**What this task involves:**
In the following material, identify every line holding the string "Canicattì" and return it.

**Supplied material:**
..........

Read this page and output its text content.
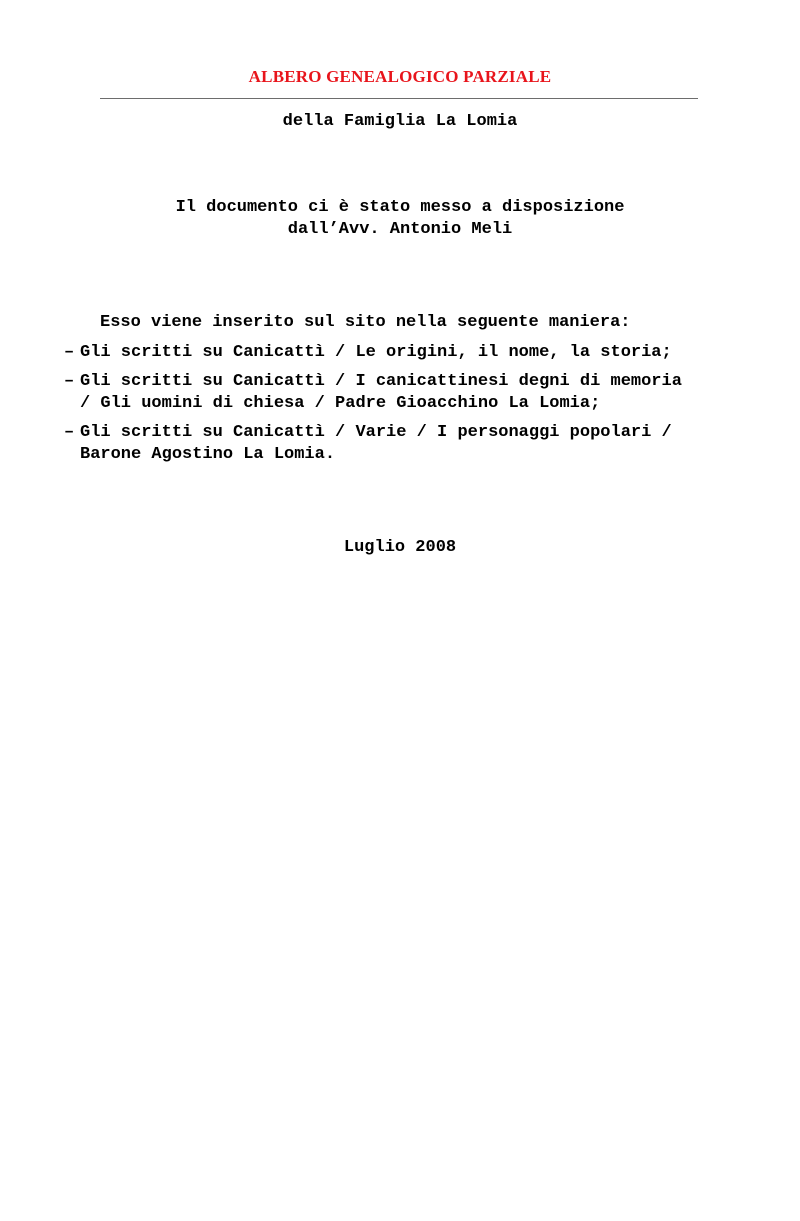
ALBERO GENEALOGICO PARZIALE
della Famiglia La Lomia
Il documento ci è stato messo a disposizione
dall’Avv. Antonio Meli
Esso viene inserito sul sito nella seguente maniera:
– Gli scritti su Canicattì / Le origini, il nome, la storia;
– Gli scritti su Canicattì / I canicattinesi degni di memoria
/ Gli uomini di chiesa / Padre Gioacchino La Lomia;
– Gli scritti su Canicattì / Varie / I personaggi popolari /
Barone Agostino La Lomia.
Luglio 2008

..........

**Solution to the problem:**
– Gli scritti su Canicattì / Le origini, il nome, la storia;
– Gli scritti su Canicattì / I canicattinesi degni di memoria
– Gli scritti su Canicattì / Varie / I personaggi popolari /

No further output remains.